EXERCISE OBJECTIVE.
Write out the material exactly, without any of its pictures.

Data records
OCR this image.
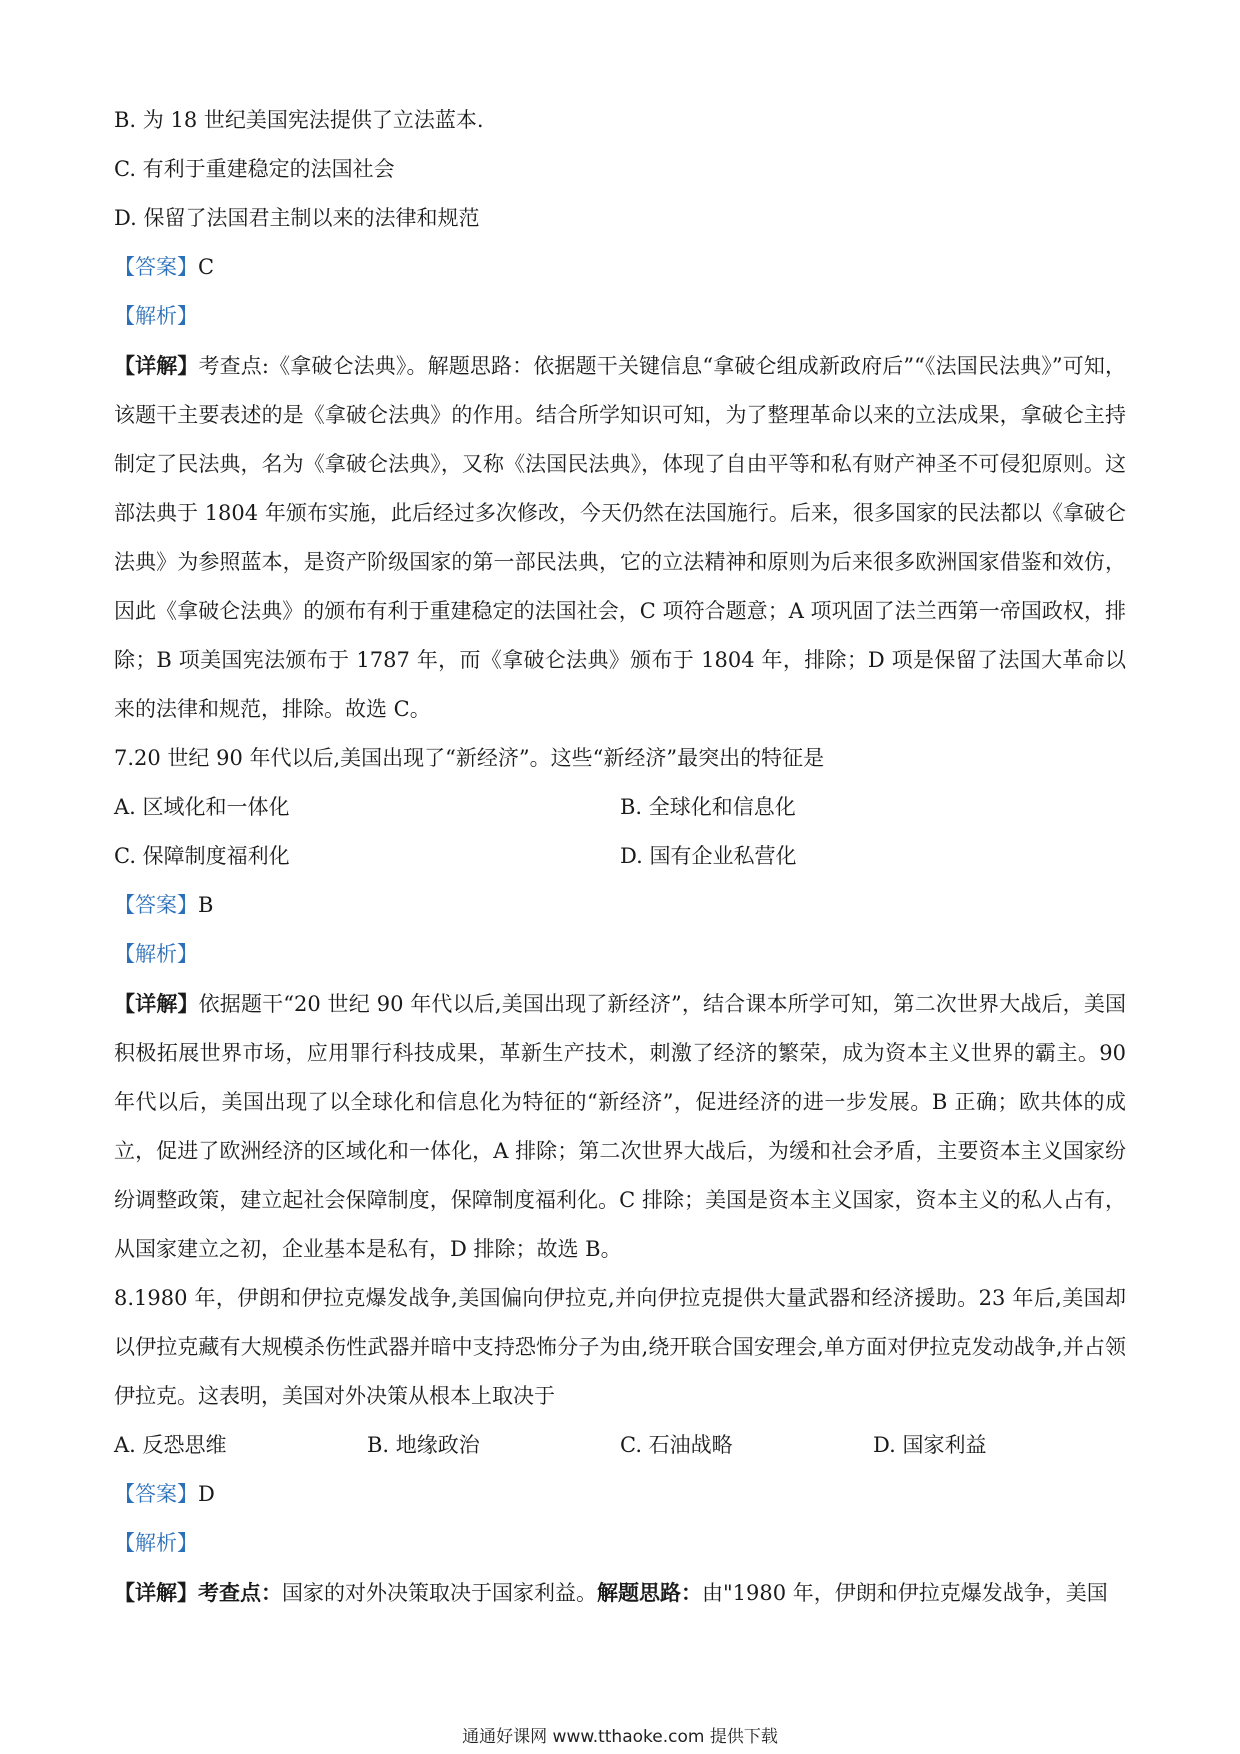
B. 为 18 世纪美国宪法提供了立法蓝本.
C. 有利于重建稳定的法国社会
D. 保留了法国君主制以来的法律和规范
【答案】C
【解析】
【详解】考查点:《拿破仑法典》。解题思路：依据题干关键信息“拿破仑组成新政府后”“《法国民法典》”可知，该题干主要表述的是《拿破仑法典》的作用。结合所学知识可知，为了整理革命以来的立法成果，拿破仑主持制定了民法典，名为《拿破仑法典》，又称《法国民法典》，体现了自由平等和私有财产神圣不可侵犯原则。这部法典于 1804 年颁布实施，此后经过多次修改，今天仍然在法国施行。后来，很多国家的民法都以《拿破仑法典》为参照蓝本，是资产阶级国家的第一部民法典，它的立法精神和原则为后来很多欧洲国家借鉴和效仿，因此《拿破仑法典》的颁布有利于重建稳定的法国社会，C 项符合题意；A 项巩固了法兰西第一帝国政权，排除；B 项美国宪法颁布于 1787 年，而《拿破仑法典》颁布于 1804 年，排除；D 项是保留了法国大革命以来的法律和规范，排除。故选 C。
7.20 世纪 90 年代以后,美国出现了“新经济”。这些“新经济”最突出的特征是
A. 区域化和一体化	B. 全球化和信息化
C. 保障制度福利化	D. 国有企业私营化
【答案】B
【解析】
【详解】依据题干“20 世纪 90 年代以后,美国出现了新经济”，结合课本所学可知，第二次世界大战后，美国积极拓展世界市场，应用罪行科技成果，革新生产技术，刺激了经济的繁荣，成为资本主义世界的霸主。90 年代以后，美国出现了以全球化和信息化为特征的“新经济”，促进经济的进一步发展。B 正确；欧共体的成立，促进了欧洲经济的区域化和一体化，A 排除；第二次世界大战后，为缓和社会矛盾，主要资本主义国家纷纷调整政策，建立起社会保障制度，保障制度福利化。C 排除；美国是资本主义国家，资本主义的私人占有，从国家建立之初，企业基本是私有，D 排除；故选 B。
8.1980 年，伊朗和伊拉克爆发战争,美国偏向伊拉克,并向伊拉克提供大量武器和经济援助。23 年后,美国却以伊拉克藏有大规模杀伤性武器并暗中支持恐怖分子为由,绕开联合国安理会,单方面对伊拉克发动战争,并占领伊拉克。这表明，美国对外决策从根本上取决于
A. 反恐思维	B. 地缘政治	C. 石油战略	D. 国家利益
【答案】D
【解析】
【详解】考查点：国家的对外决策取决于国家利益。解题思路：由"1980 年，伊朗和伊拉克爆发战争，美国
通通好课网 www.tthaoke.com 提供下载
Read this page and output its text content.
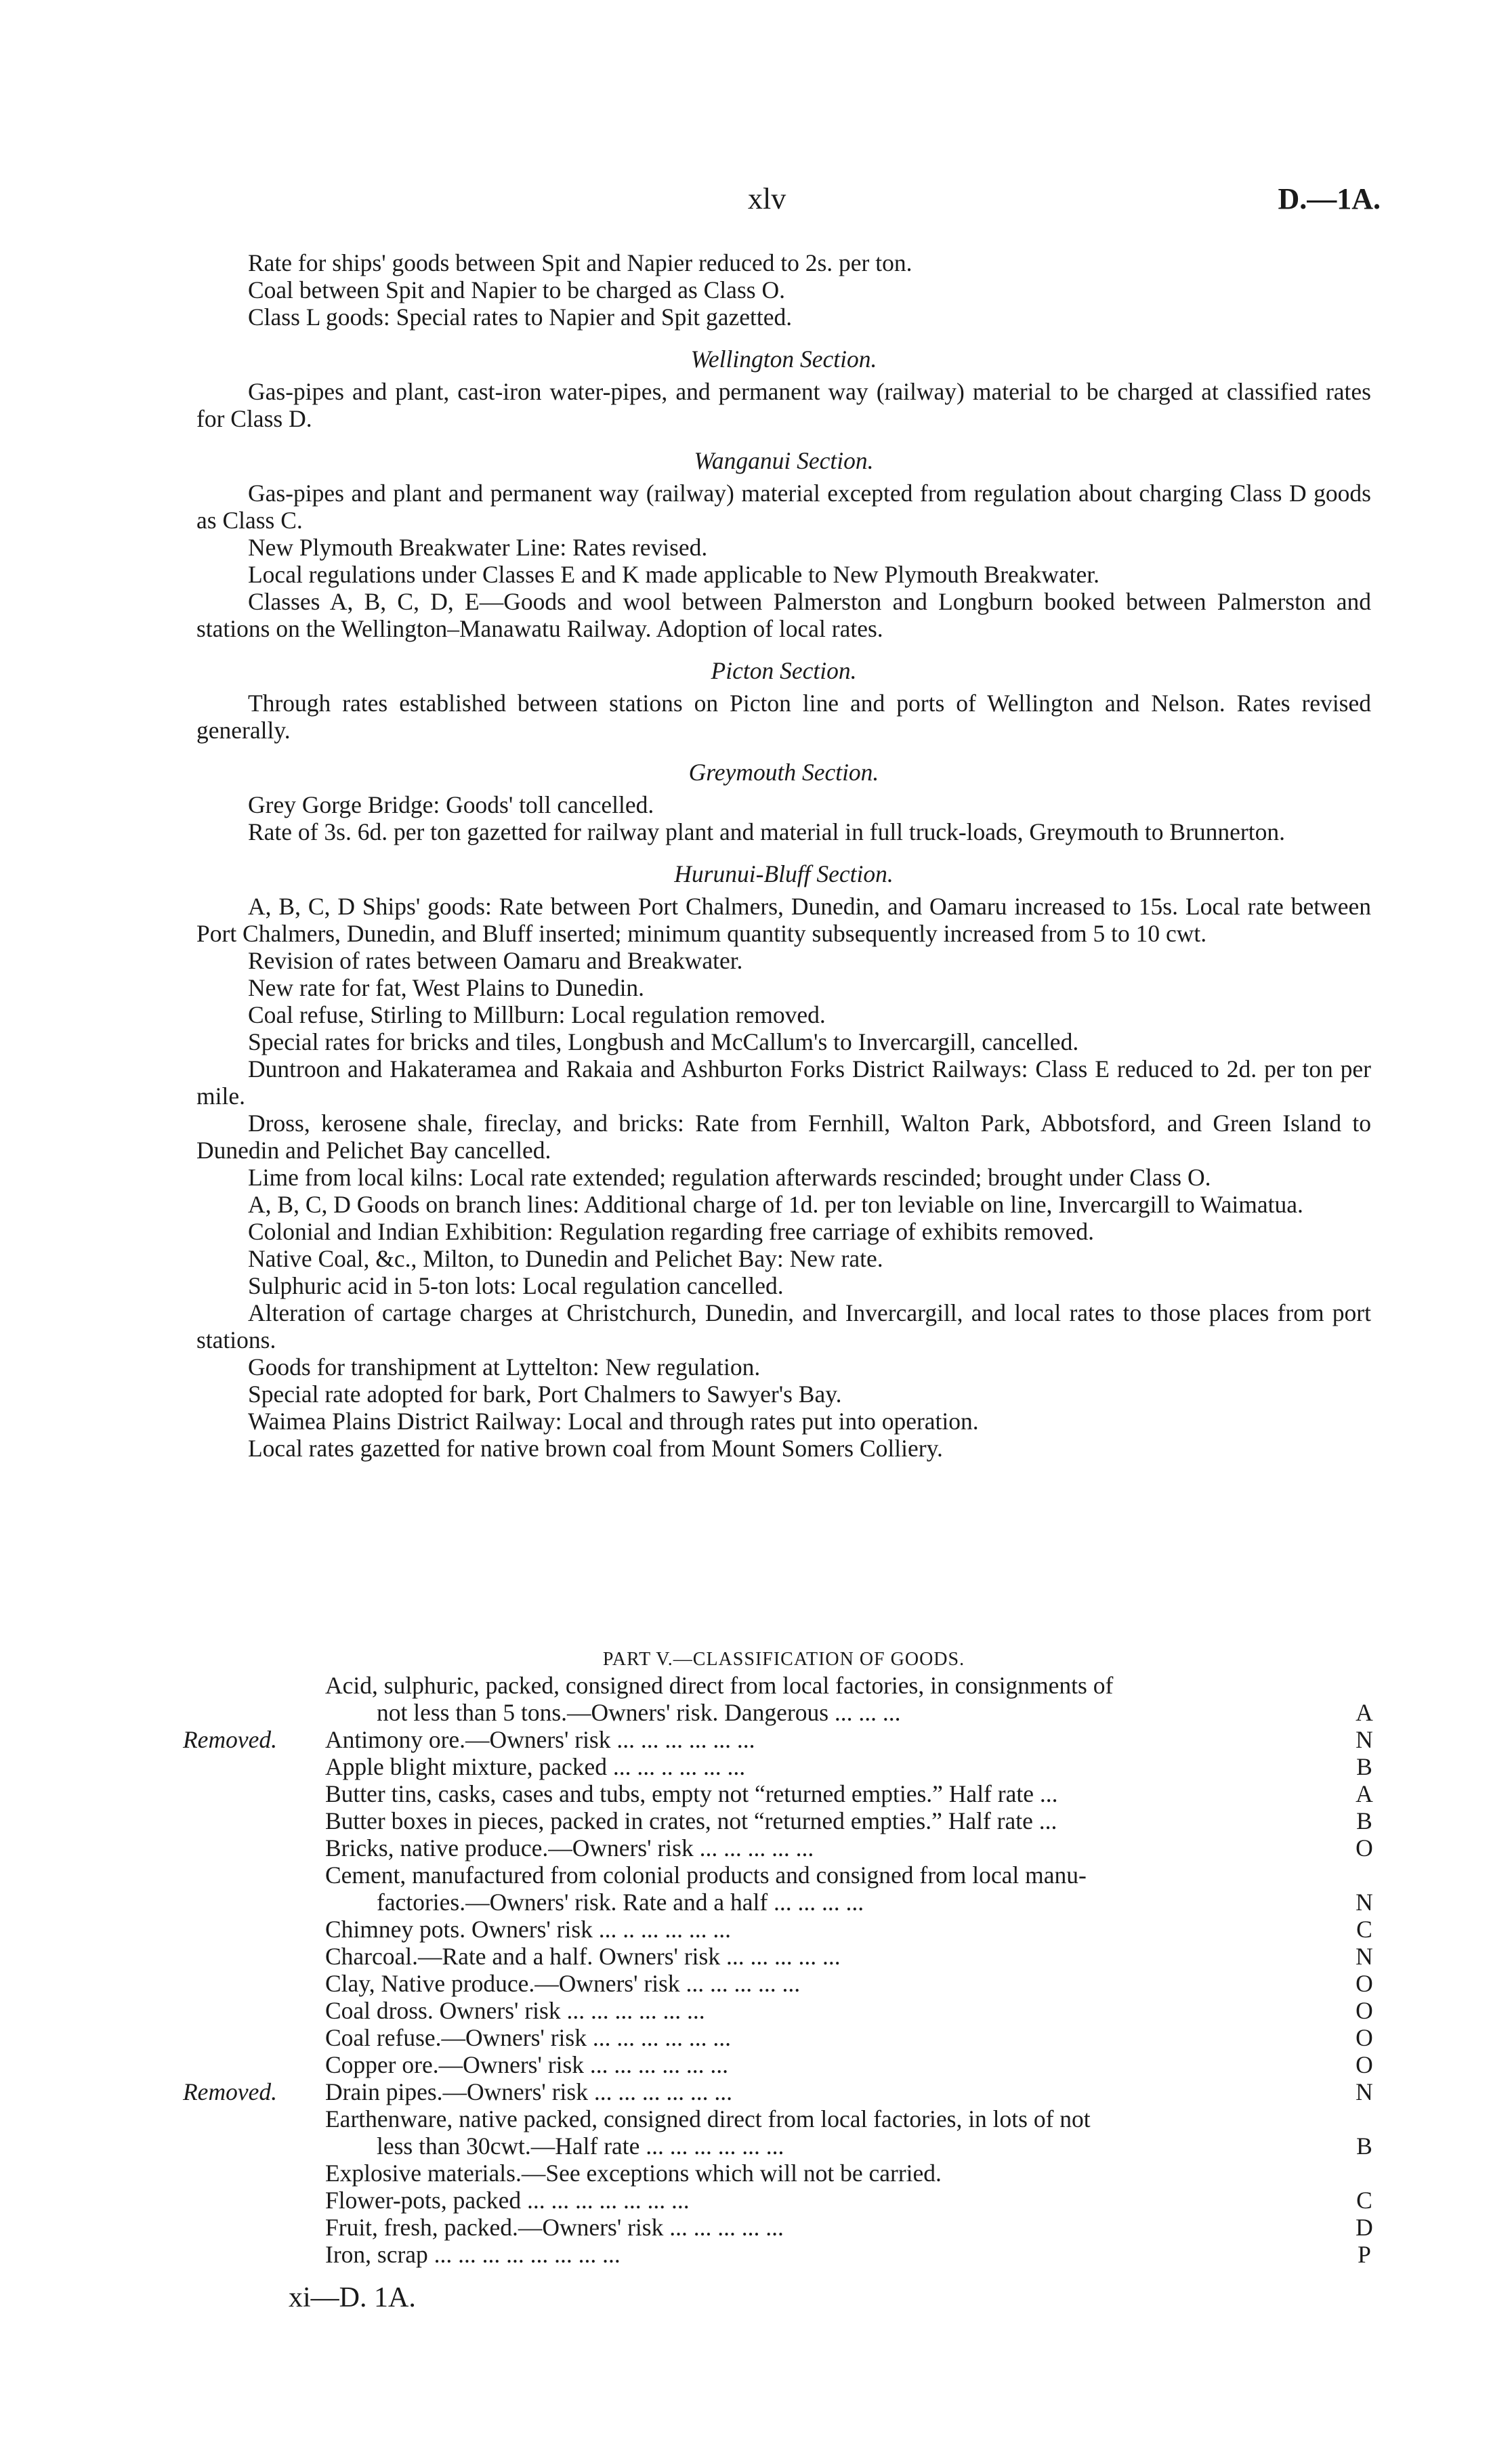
xlv	D.—1A.

Rate for ships' goods between Spit and Napier reduced to 2s. per ton.

Coal between Spit and Napier to be charged as Class O.

Class L goods: Special rates to Napier and Spit gazetted.

Wellington Section.

Gas-pipes and plant, cast-iron water-pipes, and permanent way (railway) material to be charged at classified rates for Class D.

Wanganui Section.

Gas-pipes and plant and permanent way (railway) material excepted from regulation about charging Class D goods as Class C.

New Plymouth Breakwater Line: Rates revised.

Local regulations under Classes E and K made applicable to New Plymouth Breakwater.

Classes A, B, C, D, E—Goods and wool between Palmerston and Longburn booked between Palmerston and stations on the Wellington–Manawatu Railway. Adoption of local rates.

Picton Section.

Through rates established between stations on Picton line and ports of Wellington and Nelson. Rates revised generally.

Greymouth Section.

Grey Gorge Bridge: Goods' toll cancelled.

Rate of 3s. 6d. per ton gazetted for railway plant and material in full truck-loads, Greymouth to Brunnerton.

Hurunui-Bluff Section.

A, B, C, D Ships' goods: Rate between Port Chalmers, Dunedin, and Oamaru increased to 15s. Local rate between Port Chalmers, Dunedin, and Bluff inserted; minimum quantity subsequently increased from 5 to 10 cwt.

Revision of rates between Oamaru and Breakwater.

New rate for fat, West Plains to Dunedin.

Coal refuse, Stirling to Millburn: Local regulation removed.

Special rates for bricks and tiles, Longbush and McCallum's to Invercargill, cancelled.

Duntroon and Hakateramea and Rakaia and Ashburton Forks District Railways: Class E reduced to 2d. per ton per mile.

Dross, kerosene shale, fireclay, and bricks: Rate from Fernhill, Walton Park, Abbotsford, and Green Island to Dunedin and Pelichet Bay cancelled.

Lime from local kilns: Local rate extended; regulation afterwards rescinded; brought under Class O.

A, B, C, D Goods on branch lines: Additional charge of 1d. per ton leviable on line, Invercargill to Waimatua.

Colonial and Indian Exhibition: Regulation regarding free carriage of exhibits removed.

Native Coal, &c., Milton, to Dunedin and Pelichet Bay: New rate.

Sulphuric acid in 5-ton lots: Local regulation cancelled.

Alteration of cartage charges at Christchurch, Dunedin, and Invercargill, and local rates to those places from port stations.

Goods for transhipment at Lyttelton: New regulation.

Special rate adopted for bark, Port Chalmers to Sawyer's Bay.

Waimea Plains District Railway: Local and through rates put into operation.

Local rates gazetted for native brown coal from Mount Somers Colliery.

PART V.—CLASSIFICATION OF GOODS.
Acid, sulphuric, packed, consigned direct from local factories, in consignments of
not less than 5 tons.—Owners' risk. Dangerous ... ... ...	A
Removed.	Antimony ore.—Owners' risk ... ... ... ... ... ...	N
Apple blight mixture, packed ... ... .. ... ... ...	B
Butter tins, casks, cases and tubs, empty not “returned empties.” Half rate ...	A
Butter boxes in pieces, packed in crates, not “returned empties.” Half rate ...	B
Bricks, native produce.—Owners' risk ... ... ... ... ...	O
Cement, manufactured from colonial products and consigned from local manu-
factories.—Owners' risk. Rate and a half ... ... ... ...	N
Chimney pots. Owners' risk ... .. ... ... ... ...	C
Charcoal.—Rate and a half. Owners' risk ... ... ... ... ...	N
Clay, Native produce.—Owners' risk ... ... ... ... ...	O
Coal dross. Owners' risk ... ... ... ... ... ...	O
Coal refuse.—Owners' risk ... ... ... ... ... ...	O
Copper ore.—Owners' risk ... ... ... ... ... ...	O
Removed.	Drain pipes.—Owners' risk ... ... ... ... ... ...	N
Earthenware, native packed, consigned direct from local factories, in lots of not
less than 30cwt.—Half rate ... ... ... ... ... ...	B
Explosive materials.—See exceptions which will not be carried.
Flower-pots, packed ... ... ... ... ... ... ...	C
Fruit, fresh, packed.—Owners' risk ... ... ... ... ...	D
Iron, scrap ... ... ... ... ... ... ... ...	P
xi—D. 1A.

EXPECTED ANSWER.
OCR this image.
B. 为 18 世纪美国宪法提供了立法蓝本.
C. 有利于重建稳定的法国社会
D. 保留了法国君主制以来的法律和规范
【答案】C
【解析】
【详解】考查点:《拿破仑法典》。解题思路：依据题干关键信息“拿破仑组成新政府后”“《法国民法典》”可知，该题干主要表述的是《拿破仑法典》的作用。结合所学知识可知，为了整理革命以来的立法成果，拿破仑主持制定了民法典，名为《拿破仑法典》，又称《法国民法典》，体现了自由平等和私有财产神圣不可侵犯原则。这部法典于 1804 年颁布实施，此后经过多次修改，今天仍然在法国施行。后来，很多国家的民法都以《拿破仑法典》为参照蓝本，是资产阶级国家的第一部民法典，它的立法精神和原则为后来很多欧洲国家借鉴和效仿，因此《拿破仑法典》的颁布有利于重建稳定的法国社会，C 项符合题意；A 项巩固了法兰西第一帝国政权，排除；B 项美国宪法颁布于 1787 年，而《拿破仑法典》颁布于 1804 年，排除；D 项是保留了法国大革命以来的法律和规范，排除。故选 C。
7.20 世纪 90 年代以后,美国出现了“新经济”。这些“新经济”最突出的特征是
A. 区域化和一体化	B. 全球化和信息化
C. 保障制度福利化	D. 国有企业私营化
【答案】B
【解析】
【详解】依据题干“20 世纪 90 年代以后,美国出现了新经济”，结合课本所学可知，第二次世界大战后，美国积极拓展世界市场，应用罪行科技成果，革新生产技术，刺激了经济的繁荣，成为资本主义世界的霸主。90 年代以后，美国出现了以全球化和信息化为特征的“新经济”，促进经济的进一步发展。B 正确；欧共体的成立，促进了欧洲经济的区域化和一体化，A 排除；第二次世界大战后，为缓和社会矛盾，主要资本主义国家纷纷调整政策，建立起社会保障制度，保障制度福利化。C 排除；美国是资本主义国家，资本主义的私人占有，从国家建立之初，企业基本是私有，D 排除；故选 B。
8.1980 年，伊朗和伊拉克爆发战争,美国偏向伊拉克,并向伊拉克提供大量武器和经济援助。23 年后,美国却以伊拉克藏有大规模杀伤性武器并暗中支持恐怖分子为由,绕开联合国安理会,单方面对伊拉克发动战争,并占领伊拉克。这表明，美国对外决策从根本上取决于
A. 反恐思维	B. 地缘政治	C. 石油战略	D. 国家利益
【答案】D
【解析】
【详解】考查点：国家的对外决策取决于国家利益。解题思路：由"1980 年，伊朗和伊拉克爆发战争，美国
通通好课网 www.tthaoke.com 提供下载
Read this page and output its text content.
xlv	D.—1A.

Rate for ships' goods between Spit and Napier reduced to 2s. per ton.

Coal between Spit and Napier to be charged as Class O.

Class L goods: Special rates to Napier and Spit gazetted.

Wellington Section.

Gas-pipes and plant, cast-iron water-pipes, and permanent way (railway) material to be charged at classified rates for Class D.

Wanganui Section.

Gas-pipes and plant and permanent way (railway) material excepted from regulation about charging Class D goods as Class C.

New Plymouth Breakwater Line: Rates revised.

Local regulations under Classes E and K made applicable to New Plymouth Breakwater.

Classes A, B, C, D, E—Goods and wool between Palmerston and Longburn booked between Palmerston and stations on the Wellington–Manawatu Railway. Adoption of local rates.

Picton Section.

Through rates established between stations on Picton line and ports of Wellington and Nelson. Rates revised generally.

Greymouth Section.

Grey Gorge Bridge: Goods' toll cancelled.

Rate of 3s. 6d. per ton gazetted for railway plant and material in full truck-loads, Greymouth to Brunnerton.

Hurunui-Bluff Section.

A, B, C, D Ships' goods: Rate between Port Chalmers, Dunedin, and Oamaru increased to 15s. Local rate between Port Chalmers, Dunedin, and Bluff inserted; minimum quantity subsequently increased from 5 to 10 cwt.

Revision of rates between Oamaru and Breakwater.

New rate for fat, West Plains to Dunedin.

Coal refuse, Stirling to Millburn: Local regulation removed.

Special rates for bricks and tiles, Longbush and McCallum's to Invercargill, cancelled.

Duntroon and Hakateramea and Rakaia and Ashburton Forks District Railways: Class E reduced to 2d. per ton per mile.

Dross, kerosene shale, fireclay, and bricks: Rate from Fernhill, Walton Park, Abbotsford, and Green Island to Dunedin and Pelichet Bay cancelled.

Lime from local kilns: Local rate extended; regulation afterwards rescinded; brought under Class O.

A, B, C, D Goods on branch lines: Additional charge of 1d. per ton leviable on line, Invercargill to Waimatua.

Colonial and Indian Exhibition: Regulation regarding free carriage of exhibits removed.

Native Coal, &c., Milton, to Dunedin and Pelichet Bay: New rate.

Sulphuric acid in 5-ton lots: Local regulation cancelled.

Alteration of cartage charges at Christchurch, Dunedin, and Invercargill, and local rates to those places from port stations.

Goods for transhipment at Lyttelton: New regulation.

Special rate adopted for bark, Port Chalmers to Sawyer's Bay.

Waimea Plains District Railway: Local and through rates put into operation.

Local rates gazetted for native brown coal from Mount Somers Colliery.

PART V.—CLASSIFICATION OF GOODS.
Acid, sulphuric, packed, consigned direct from local factories, in consignments of
not less than 5 tons.—Owners' risk. Dangerous ... ... ...	A
Removed.	Antimony ore.—Owners' risk ... ... ... ... ... ...	N
Apple blight mixture, packed ... ... .. ... ... ...	B
Butter tins, casks, cases and tubs, empty not “returned empties.” Half rate ...	A
Butter boxes in pieces, packed in crates, not “returned empties.” Half rate ...	B
Bricks, native produce.—Owners' risk ... ... ... ... ...	O
Cement, manufactured from colonial products and consigned from local manu-
factories.—Owners' risk. Rate and a half ... ... ... ...	N
Chimney pots. Owners' risk ... .. ... ... ... ...	C
Charcoal.—Rate and a half. Owners' risk ... ... ... ... ...	N
Clay, Native produce.—Owners' risk ... ... ... ... ...	O
Coal dross. Owners' risk ... ... ... ... ... ...	O
Coal refuse.—Owners' risk ... ... ... ... ... ...	O
Copper ore.—Owners' risk ... ... ... ... ... ...	O
Removed.	Drain pipes.—Owners' risk ... ... ... ... ... ...	N
Earthenware, native packed, consigned direct from local factories, in lots of not
less than 30cwt.—Half rate ... ... ... ... ... ...	B
Explosive materials.—See exceptions which will not be carried.
Flower-pots, packed ... ... ... ... ... ... ...	C
Fruit, fresh, packed.—Owners' risk ... ... ... ... ...	D
Iron, scrap ... ... ... ... ... ... ... ...	P
xi—D. 1A.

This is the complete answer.